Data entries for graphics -
##############################

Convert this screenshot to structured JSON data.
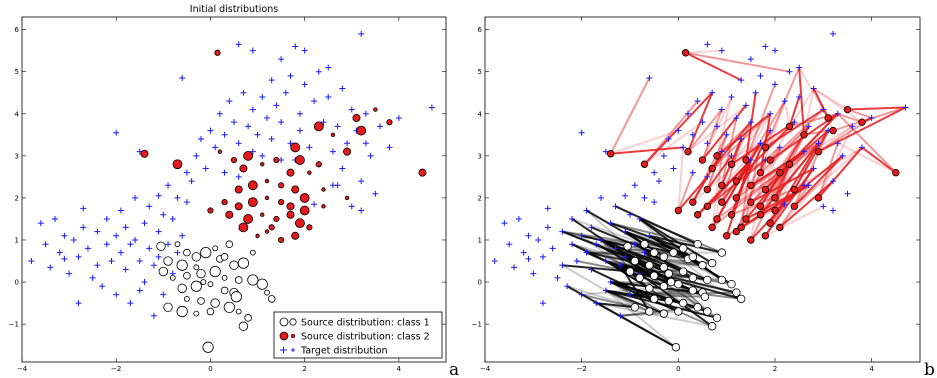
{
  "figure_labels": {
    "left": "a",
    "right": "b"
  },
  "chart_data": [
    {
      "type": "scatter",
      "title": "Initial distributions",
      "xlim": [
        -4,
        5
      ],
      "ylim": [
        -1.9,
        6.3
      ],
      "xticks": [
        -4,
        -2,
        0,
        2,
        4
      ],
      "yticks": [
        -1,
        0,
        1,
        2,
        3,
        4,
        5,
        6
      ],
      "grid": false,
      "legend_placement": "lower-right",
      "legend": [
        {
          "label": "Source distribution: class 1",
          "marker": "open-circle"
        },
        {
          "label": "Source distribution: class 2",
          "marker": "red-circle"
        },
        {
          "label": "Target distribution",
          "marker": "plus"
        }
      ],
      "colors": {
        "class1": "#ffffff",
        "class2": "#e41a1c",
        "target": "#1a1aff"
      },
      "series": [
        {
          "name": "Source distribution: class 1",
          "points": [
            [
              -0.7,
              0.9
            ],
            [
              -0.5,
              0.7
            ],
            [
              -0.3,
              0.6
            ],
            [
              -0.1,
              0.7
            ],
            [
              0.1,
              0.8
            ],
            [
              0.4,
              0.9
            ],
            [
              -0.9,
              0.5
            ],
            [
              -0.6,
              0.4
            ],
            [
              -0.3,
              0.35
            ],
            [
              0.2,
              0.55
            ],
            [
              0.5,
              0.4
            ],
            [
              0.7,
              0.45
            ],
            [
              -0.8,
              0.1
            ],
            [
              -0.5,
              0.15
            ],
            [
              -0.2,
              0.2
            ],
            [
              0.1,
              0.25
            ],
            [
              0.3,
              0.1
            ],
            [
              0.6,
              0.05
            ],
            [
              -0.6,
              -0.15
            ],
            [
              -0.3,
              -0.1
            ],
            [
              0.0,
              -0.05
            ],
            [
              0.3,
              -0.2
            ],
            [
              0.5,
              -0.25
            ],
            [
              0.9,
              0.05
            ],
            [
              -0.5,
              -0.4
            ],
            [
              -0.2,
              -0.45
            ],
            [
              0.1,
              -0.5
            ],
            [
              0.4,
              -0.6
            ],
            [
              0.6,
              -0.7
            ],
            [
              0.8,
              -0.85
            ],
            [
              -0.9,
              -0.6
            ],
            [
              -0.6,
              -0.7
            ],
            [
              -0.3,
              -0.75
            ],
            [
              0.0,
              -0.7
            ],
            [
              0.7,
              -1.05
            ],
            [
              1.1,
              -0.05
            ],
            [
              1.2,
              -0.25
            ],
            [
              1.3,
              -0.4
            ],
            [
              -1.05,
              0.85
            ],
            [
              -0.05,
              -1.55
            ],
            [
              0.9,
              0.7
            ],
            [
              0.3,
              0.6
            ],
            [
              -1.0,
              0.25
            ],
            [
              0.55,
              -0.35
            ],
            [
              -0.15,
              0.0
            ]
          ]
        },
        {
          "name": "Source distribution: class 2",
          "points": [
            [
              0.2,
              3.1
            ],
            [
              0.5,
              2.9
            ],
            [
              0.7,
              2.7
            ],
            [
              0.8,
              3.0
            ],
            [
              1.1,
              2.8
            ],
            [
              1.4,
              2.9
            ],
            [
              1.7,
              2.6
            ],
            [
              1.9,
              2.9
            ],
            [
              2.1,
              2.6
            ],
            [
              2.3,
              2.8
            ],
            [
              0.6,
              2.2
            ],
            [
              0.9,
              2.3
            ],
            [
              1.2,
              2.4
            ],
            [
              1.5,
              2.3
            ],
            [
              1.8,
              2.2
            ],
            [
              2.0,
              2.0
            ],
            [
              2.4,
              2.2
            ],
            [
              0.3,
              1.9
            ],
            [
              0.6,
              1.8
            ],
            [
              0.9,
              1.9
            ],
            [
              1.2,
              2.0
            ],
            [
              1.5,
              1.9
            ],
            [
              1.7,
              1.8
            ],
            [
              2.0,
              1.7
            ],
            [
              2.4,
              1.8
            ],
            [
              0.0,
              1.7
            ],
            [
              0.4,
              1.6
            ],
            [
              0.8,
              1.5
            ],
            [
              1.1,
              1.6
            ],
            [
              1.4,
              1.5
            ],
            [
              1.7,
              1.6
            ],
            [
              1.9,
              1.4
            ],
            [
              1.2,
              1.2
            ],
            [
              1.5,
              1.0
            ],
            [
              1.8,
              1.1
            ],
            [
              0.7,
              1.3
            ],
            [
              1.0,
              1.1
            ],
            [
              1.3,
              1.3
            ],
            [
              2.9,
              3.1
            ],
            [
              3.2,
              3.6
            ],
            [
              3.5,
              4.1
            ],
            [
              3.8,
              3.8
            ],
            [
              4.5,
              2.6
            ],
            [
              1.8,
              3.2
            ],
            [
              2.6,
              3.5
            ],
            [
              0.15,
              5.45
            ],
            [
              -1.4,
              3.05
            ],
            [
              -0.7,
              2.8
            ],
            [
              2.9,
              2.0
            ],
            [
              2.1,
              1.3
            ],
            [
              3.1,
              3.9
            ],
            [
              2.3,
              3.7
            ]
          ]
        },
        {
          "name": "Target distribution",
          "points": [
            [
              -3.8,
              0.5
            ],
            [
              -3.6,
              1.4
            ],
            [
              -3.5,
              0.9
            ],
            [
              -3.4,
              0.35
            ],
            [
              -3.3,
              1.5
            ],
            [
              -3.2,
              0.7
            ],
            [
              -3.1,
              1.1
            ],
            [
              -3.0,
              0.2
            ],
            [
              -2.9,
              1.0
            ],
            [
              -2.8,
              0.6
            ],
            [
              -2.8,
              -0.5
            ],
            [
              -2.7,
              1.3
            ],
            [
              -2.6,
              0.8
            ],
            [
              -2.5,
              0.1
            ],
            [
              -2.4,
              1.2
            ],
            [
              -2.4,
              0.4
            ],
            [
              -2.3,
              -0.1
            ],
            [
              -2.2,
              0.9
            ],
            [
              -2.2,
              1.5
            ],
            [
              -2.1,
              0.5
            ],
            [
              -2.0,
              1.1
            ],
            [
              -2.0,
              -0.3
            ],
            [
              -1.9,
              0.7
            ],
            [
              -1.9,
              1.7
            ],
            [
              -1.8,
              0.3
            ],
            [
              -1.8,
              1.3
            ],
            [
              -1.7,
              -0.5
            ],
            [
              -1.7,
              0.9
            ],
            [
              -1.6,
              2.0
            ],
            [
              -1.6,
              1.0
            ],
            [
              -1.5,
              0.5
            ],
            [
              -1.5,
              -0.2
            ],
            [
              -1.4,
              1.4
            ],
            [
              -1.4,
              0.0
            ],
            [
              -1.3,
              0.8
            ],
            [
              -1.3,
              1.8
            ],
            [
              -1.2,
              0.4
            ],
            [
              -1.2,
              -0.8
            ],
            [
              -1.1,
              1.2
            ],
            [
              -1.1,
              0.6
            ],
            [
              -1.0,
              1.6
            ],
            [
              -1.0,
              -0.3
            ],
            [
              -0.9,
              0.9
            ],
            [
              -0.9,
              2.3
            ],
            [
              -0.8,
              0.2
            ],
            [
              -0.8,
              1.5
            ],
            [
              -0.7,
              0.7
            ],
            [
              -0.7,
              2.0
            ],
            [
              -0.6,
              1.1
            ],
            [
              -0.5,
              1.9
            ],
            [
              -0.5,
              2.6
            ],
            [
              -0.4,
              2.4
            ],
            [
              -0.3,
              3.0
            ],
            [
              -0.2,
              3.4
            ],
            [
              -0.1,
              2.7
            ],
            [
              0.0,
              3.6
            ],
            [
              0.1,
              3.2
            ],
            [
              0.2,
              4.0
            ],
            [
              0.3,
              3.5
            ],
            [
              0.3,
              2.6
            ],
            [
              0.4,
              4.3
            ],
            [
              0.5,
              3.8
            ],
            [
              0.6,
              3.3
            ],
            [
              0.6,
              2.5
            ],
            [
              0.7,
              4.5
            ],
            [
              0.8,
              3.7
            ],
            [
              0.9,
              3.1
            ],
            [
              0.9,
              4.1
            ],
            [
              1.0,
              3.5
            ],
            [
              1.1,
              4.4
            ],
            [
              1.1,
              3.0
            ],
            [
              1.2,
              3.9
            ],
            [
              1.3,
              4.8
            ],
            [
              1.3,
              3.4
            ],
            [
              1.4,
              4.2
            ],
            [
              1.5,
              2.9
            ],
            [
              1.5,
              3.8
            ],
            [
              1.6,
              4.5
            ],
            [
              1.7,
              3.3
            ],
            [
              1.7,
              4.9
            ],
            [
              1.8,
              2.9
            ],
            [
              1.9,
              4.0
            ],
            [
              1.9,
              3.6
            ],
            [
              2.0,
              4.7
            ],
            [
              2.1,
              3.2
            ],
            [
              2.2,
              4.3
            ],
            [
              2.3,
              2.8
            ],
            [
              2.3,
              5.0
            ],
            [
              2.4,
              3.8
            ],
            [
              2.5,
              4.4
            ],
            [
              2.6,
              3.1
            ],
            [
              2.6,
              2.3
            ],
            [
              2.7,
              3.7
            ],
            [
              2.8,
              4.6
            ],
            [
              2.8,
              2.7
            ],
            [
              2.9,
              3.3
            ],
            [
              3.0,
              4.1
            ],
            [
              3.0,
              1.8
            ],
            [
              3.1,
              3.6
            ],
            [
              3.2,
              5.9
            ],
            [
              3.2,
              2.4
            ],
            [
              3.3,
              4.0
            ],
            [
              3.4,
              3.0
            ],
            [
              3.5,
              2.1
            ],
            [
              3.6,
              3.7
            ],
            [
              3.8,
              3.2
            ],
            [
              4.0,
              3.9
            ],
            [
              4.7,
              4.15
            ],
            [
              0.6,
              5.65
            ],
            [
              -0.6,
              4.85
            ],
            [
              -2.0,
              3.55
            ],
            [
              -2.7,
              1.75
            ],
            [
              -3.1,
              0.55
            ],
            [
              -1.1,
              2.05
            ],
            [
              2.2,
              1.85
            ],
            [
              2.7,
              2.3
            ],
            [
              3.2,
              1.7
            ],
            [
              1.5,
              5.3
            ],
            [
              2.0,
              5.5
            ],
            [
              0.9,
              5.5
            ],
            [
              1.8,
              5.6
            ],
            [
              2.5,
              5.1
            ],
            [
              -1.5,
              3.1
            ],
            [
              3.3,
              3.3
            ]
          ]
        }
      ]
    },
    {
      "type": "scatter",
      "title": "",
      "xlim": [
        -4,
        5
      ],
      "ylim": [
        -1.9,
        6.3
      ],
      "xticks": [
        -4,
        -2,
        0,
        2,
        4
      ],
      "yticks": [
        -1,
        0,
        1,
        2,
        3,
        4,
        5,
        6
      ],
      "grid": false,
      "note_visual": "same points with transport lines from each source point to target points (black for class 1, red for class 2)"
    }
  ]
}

##############################

Requirements - Out of the material above, gather each line where "title" appears.

Complete answer -
      "title": "Initial distributions",
      "title": "",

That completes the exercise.